#### Stored rows ####

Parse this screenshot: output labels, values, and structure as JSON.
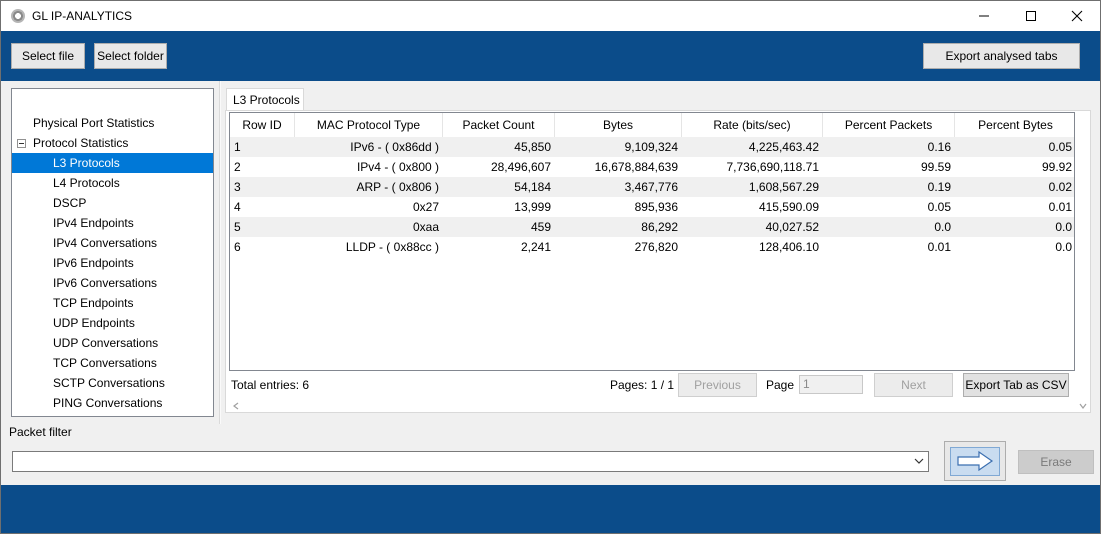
{
  "window": {
    "title": "GL IP-ANALYTICS"
  },
  "toolbar": {
    "select_file": "Select file",
    "select_folder": "Select folder",
    "export_tabs": "Export analysed tabs"
  },
  "tree": {
    "items": [
      {
        "label": "Physical Port Statistics",
        "level": 0
      },
      {
        "label": "Protocol Statistics",
        "level": 0,
        "expanded": true
      },
      {
        "label": "L3 Protocols",
        "level": 1,
        "selected": true
      },
      {
        "label": "L4 Protocols",
        "level": 1
      },
      {
        "label": "DSCP",
        "level": 1
      },
      {
        "label": "IPv4 Endpoints",
        "level": 1
      },
      {
        "label": "IPv4 Conversations",
        "level": 1
      },
      {
        "label": "IPv6 Endpoints",
        "level": 1
      },
      {
        "label": "IPv6 Conversations",
        "level": 1
      },
      {
        "label": "TCP Endpoints",
        "level": 1
      },
      {
        "label": "UDP Endpoints",
        "level": 1
      },
      {
        "label": "UDP Conversations",
        "level": 1
      },
      {
        "label": "TCP Conversations",
        "level": 1
      },
      {
        "label": "SCTP Conversations",
        "level": 1
      },
      {
        "label": "PING Conversations",
        "level": 1
      }
    ]
  },
  "tab": {
    "label": "L3 Protocols"
  },
  "table": {
    "columns": [
      "Row ID",
      "MAC Protocol Type",
      "Packet Count",
      "Bytes",
      "Rate (bits/sec)",
      "Percent Packets",
      "Percent Bytes"
    ],
    "rows": [
      [
        "1",
        "IPv6 - ( 0x86dd )",
        "45,850",
        "9,109,324",
        "4,225,463.42",
        "0.16",
        "0.05"
      ],
      [
        "2",
        "IPv4 - ( 0x800 )",
        "28,496,607",
        "16,678,884,639",
        "7,736,690,118.71",
        "99.59",
        "99.92"
      ],
      [
        "3",
        "ARP - ( 0x806 )",
        "54,184",
        "3,467,776",
        "1,608,567.29",
        "0.19",
        "0.02"
      ],
      [
        "4",
        "0x27",
        "13,999",
        "895,936",
        "415,590.09",
        "0.05",
        "0.01"
      ],
      [
        "5",
        "0xaa",
        "459",
        "86,292",
        "40,027.52",
        "0.0",
        "0.0"
      ],
      [
        "6",
        "LLDP - ( 0x88cc )",
        "2,241",
        "276,820",
        "128,406.10",
        "0.01",
        "0.0"
      ]
    ]
  },
  "footer": {
    "total_entries": "Total entries: 6",
    "pages": "Pages: 1 / 1",
    "previous": "Previous",
    "page_label": "Page",
    "page_value": "1",
    "next": "Next",
    "export_csv": "Export Tab as CSV"
  },
  "filter": {
    "label": "Packet filter",
    "value": "",
    "erase": "Erase"
  },
  "colors": {
    "brand_blue": "#0b4c8a",
    "selection": "#0078d7"
  }
}
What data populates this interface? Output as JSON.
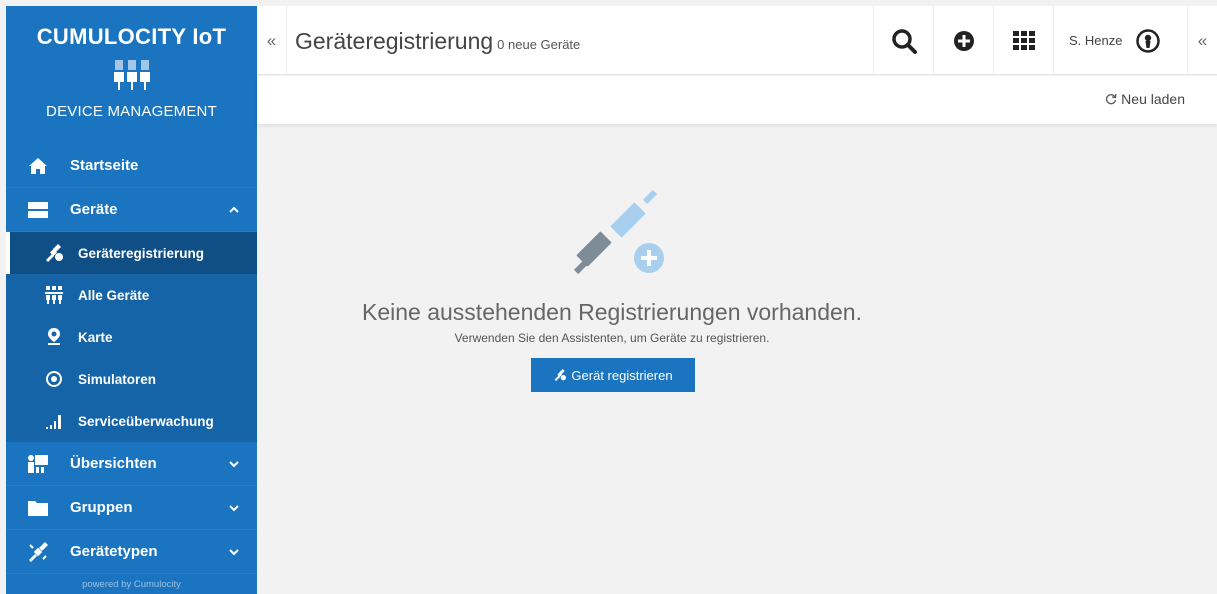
{
  "brand": {
    "title": "CUMULOCITY IoT",
    "subtitle": "DEVICE MANAGEMENT",
    "powered": "powered by Cumulocity"
  },
  "nav": {
    "startseite": "Startseite",
    "geraete": "Geräte",
    "geraeteregistrierung": "Geräteregistrierung",
    "alle_geraete": "Alle Geräte",
    "karte": "Karte",
    "simulatoren": "Simulatoren",
    "serviceueberwachung": "Serviceüberwachung",
    "uebersichten": "Übersichten",
    "gruppen": "Gruppen",
    "geraetetypen": "Gerätetypen"
  },
  "header": {
    "title": "Geräteregistrierung",
    "count": "0 neue Geräte",
    "collapse_left": "«",
    "collapse_right": "«",
    "user": "S. Henze"
  },
  "actionbar": {
    "reload": "Neu laden"
  },
  "empty": {
    "title": "Keine ausstehenden Registrierungen vorhanden.",
    "subtitle": "Verwenden Sie den Assistenten, um Geräte zu registrieren.",
    "button": "Gerät registrieren"
  },
  "colors": {
    "sidebar": "#1a74c0",
    "active": "#0f4f86",
    "accent": "#1a74c0"
  },
  "icons": [
    "home-icon",
    "devices-icon",
    "plug-icon",
    "devices-grid-icon",
    "map-pin-icon",
    "simulator-icon",
    "signal-icon",
    "dashboard-icon",
    "folder-icon",
    "device-types-icon",
    "search-icon",
    "plus-circle-icon",
    "app-grid-icon",
    "user-icon",
    "refresh-icon"
  ]
}
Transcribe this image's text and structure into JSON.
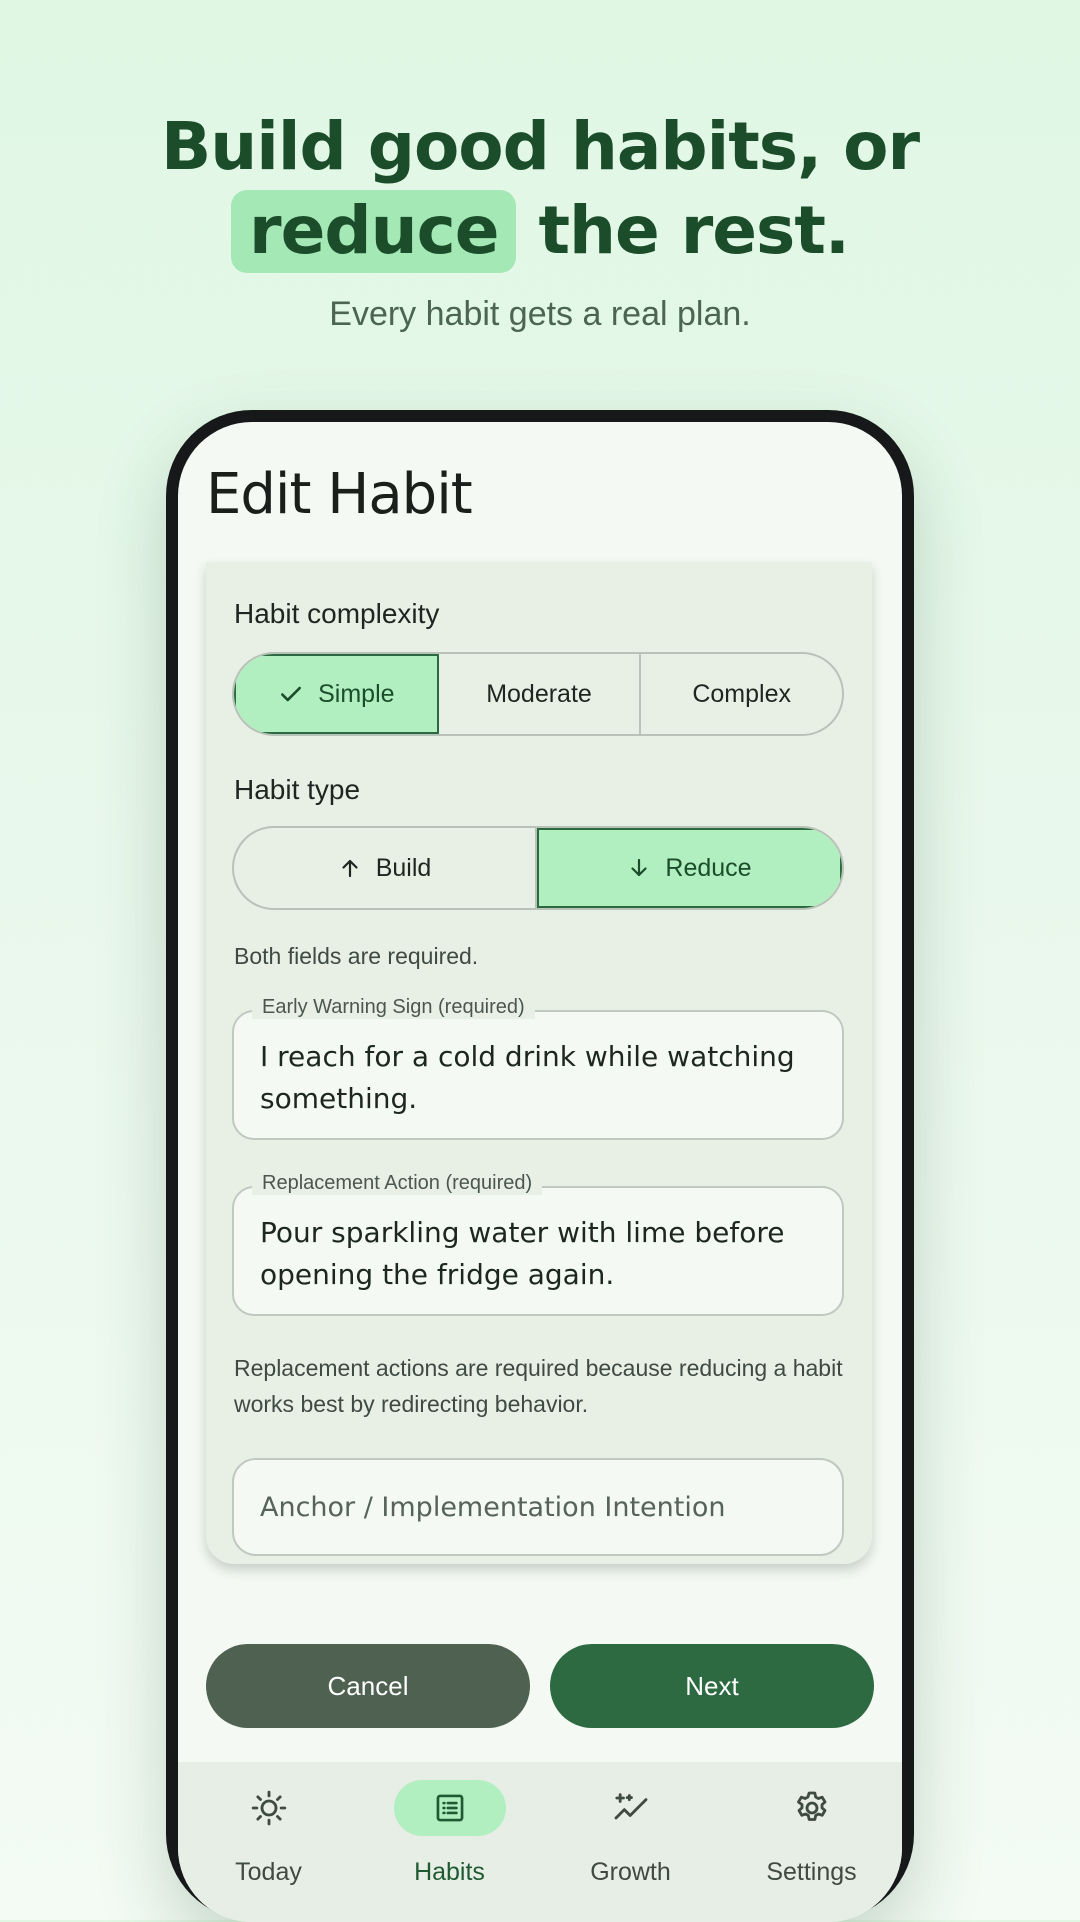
{
  "hero": {
    "headline_line1": "Build good habits, or",
    "headline_highlight": "reduce",
    "headline_rest": "the rest.",
    "subtitle": "Every habit gets a real plan."
  },
  "screen": {
    "title": "Edit Habit",
    "complexity": {
      "label": "Habit complexity",
      "options": [
        "Simple",
        "Moderate",
        "Complex"
      ],
      "selected": "Simple"
    },
    "type": {
      "label": "Habit type",
      "options": [
        "Build",
        "Reduce"
      ],
      "selected": "Reduce"
    },
    "required_note": "Both fields are required.",
    "warning_field": {
      "label": "Early Warning Sign (required)",
      "value": "I reach for a cold drink while watching something."
    },
    "replacement_field": {
      "label": "Replacement Action (required)",
      "value": "Pour sparkling water with lime before opening the fridge again."
    },
    "replacement_note": "Replacement actions are required because reducing a habit works best by redirecting behavior.",
    "anchor_placeholder": "Anchor / Implementation Intention",
    "cancel_label": "Cancel",
    "next_label": "Next"
  },
  "nav": {
    "items": [
      {
        "label": "Today",
        "icon": "sun-icon"
      },
      {
        "label": "Habits",
        "icon": "list-icon"
      },
      {
        "label": "Growth",
        "icon": "sparkle-chart-icon"
      },
      {
        "label": "Settings",
        "icon": "gear-icon"
      }
    ],
    "active": "Habits"
  },
  "colors": {
    "accent": "#2e6a41",
    "selected_bg": "#b2efc0",
    "headline": "#1b4d2b",
    "cancel_bg": "#4f6150"
  }
}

####

## Prompt:
Quote every record above exactly, omitting any pictures they contain.

## Final result:
Parse this screenshot: output labels, values, and structure as JSON.
{
  "window": {
    "title": "GL IP-ANALYTICS"
  },
  "toolbar": {
    "select_file": "Select file",
    "select_folder": "Select folder",
    "export_tabs": "Export analysed tabs"
  },
  "tree": {
    "items": [
      {
        "label": "Physical Port Statistics",
        "level": 0
      },
      {
        "label": "Protocol Statistics",
        "level": 0,
        "expanded": true
      },
      {
        "label": "L3 Protocols",
        "level": 1,
        "selected": true
      },
      {
        "label": "L4 Protocols",
        "level": 1
      },
      {
        "label": "DSCP",
        "level": 1
      },
      {
        "label": "IPv4 Endpoints",
        "level": 1
      },
      {
        "label": "IPv4 Conversations",
        "level": 1
      },
      {
        "label": "IPv6 Endpoints",
        "level": 1
      },
      {
        "label": "IPv6 Conversations",
        "level": 1
      },
      {
        "label": "TCP Endpoints",
        "level": 1
      },
      {
        "label": "UDP Endpoints",
        "level": 1
      },
      {
        "label": "UDP Conversations",
        "level": 1
      },
      {
        "label": "TCP Conversations",
        "level": 1
      },
      {
        "label": "SCTP Conversations",
        "level": 1
      },
      {
        "label": "PING Conversations",
        "level": 1
      }
    ]
  },
  "tab": {
    "label": "L3 Protocols"
  },
  "table": {
    "columns": [
      "Row ID",
      "MAC Protocol Type",
      "Packet Count",
      "Bytes",
      "Rate (bits/sec)",
      "Percent Packets",
      "Percent Bytes"
    ],
    "rows": [
      [
        "1",
        "IPv6 - ( 0x86dd )",
        "45,850",
        "9,109,324",
        "4,225,463.42",
        "0.16",
        "0.05"
      ],
      [
        "2",
        "IPv4 - ( 0x800 )",
        "28,496,607",
        "16,678,884,639",
        "7,736,690,118.71",
        "99.59",
        "99.92"
      ],
      [
        "3",
        "ARP - ( 0x806 )",
        "54,184",
        "3,467,776",
        "1,608,567.29",
        "0.19",
        "0.02"
      ],
      [
        "4",
        "0x27",
        "13,999",
        "895,936",
        "415,590.09",
        "0.05",
        "0.01"
      ],
      [
        "5",
        "0xaa",
        "459",
        "86,292",
        "40,027.52",
        "0.0",
        "0.0"
      ],
      [
        "6",
        "LLDP - ( 0x88cc )",
        "2,241",
        "276,820",
        "128,406.10",
        "0.01",
        "0.0"
      ]
    ]
  },
  "footer": {
    "total_entries": "Total entries: 6",
    "pages": "Pages: 1 / 1",
    "previous": "Previous",
    "page_label": "Page",
    "page_value": "1",
    "next": "Next",
    "export_csv": "Export Tab as CSV"
  },
  "filter": {
    "label": "Packet filter",
    "value": "",
    "erase": "Erase"
  },
  "colors": {
    "brand_blue": "#0b4c8a",
    "selection": "#0078d7"
  }
}
What data populates this interface? Output as JSON.
{
  "brand": {
    "title": "CUMULOCITY IoT",
    "subtitle": "DEVICE MANAGEMENT",
    "powered": "powered by Cumulocity"
  },
  "nav": {
    "startseite": "Startseite",
    "geraete": "Geräte",
    "geraeteregistrierung": "Geräteregistrierung",
    "alle_geraete": "Alle Geräte",
    "karte": "Karte",
    "simulatoren": "Simulatoren",
    "serviceueberwachung": "Serviceüberwachung",
    "uebersichten": "Übersichten",
    "gruppen": "Gruppen",
    "geraetetypen": "Gerätetypen"
  },
  "header": {
    "title": "Geräteregistrierung",
    "count": "0 neue Geräte",
    "collapse_left": "«",
    "collapse_right": "«",
    "user": "S. Henze"
  },
  "actionbar": {
    "reload": "Neu laden"
  },
  "empty": {
    "title": "Keine ausstehenden Registrierungen vorhanden.",
    "subtitle": "Verwenden Sie den Assistenten, um Geräte zu registrieren.",
    "button": "Gerät registrieren"
  },
  "colors": {
    "sidebar": "#1a74c0",
    "active": "#0f4f86",
    "accent": "#1a74c0"
  },
  "icons": [
    "home-icon",
    "devices-icon",
    "plug-icon",
    "devices-grid-icon",
    "map-pin-icon",
    "simulator-icon",
    "signal-icon",
    "dashboard-icon",
    "folder-icon",
    "device-types-icon",
    "search-icon",
    "plus-circle-icon",
    "app-grid-icon",
    "user-icon",
    "refresh-icon"
  ]
}
Transcribe this image's text and structure into JSON.
{
  "hero": {
    "headline_line1": "Build good habits, or",
    "headline_highlight": "reduce",
    "headline_rest": "the rest.",
    "subtitle": "Every habit gets a real plan."
  },
  "screen": {
    "title": "Edit Habit",
    "complexity": {
      "label": "Habit complexity",
      "options": [
        "Simple",
        "Moderate",
        "Complex"
      ],
      "selected": "Simple"
    },
    "type": {
      "label": "Habit type",
      "options": [
        "Build",
        "Reduce"
      ],
      "selected": "Reduce"
    },
    "required_note": "Both fields are required.",
    "warning_field": {
      "label": "Early Warning Sign (required)",
      "value": "I reach for a cold drink while watching something."
    },
    "replacement_field": {
      "label": "Replacement Action (required)",
      "value": "Pour sparkling water with lime before opening the fridge again."
    },
    "replacement_note": "Replacement actions are required because reducing a habit works best by redirecting behavior.",
    "anchor_placeholder": "Anchor / Implementation Intention",
    "cancel_label": "Cancel",
    "next_label": "Next"
  },
  "nav": {
    "items": [
      {
        "label": "Today",
        "icon": "sun-icon"
      },
      {
        "label": "Habits",
        "icon": "list-icon"
      },
      {
        "label": "Growth",
        "icon": "sparkle-chart-icon"
      },
      {
        "label": "Settings",
        "icon": "gear-icon"
      }
    ],
    "active": "Habits"
  },
  "colors": {
    "accent": "#2e6a41",
    "selected_bg": "#b2efc0",
    "headline": "#1b4d2b",
    "cancel_bg": "#4f6150"
  }
}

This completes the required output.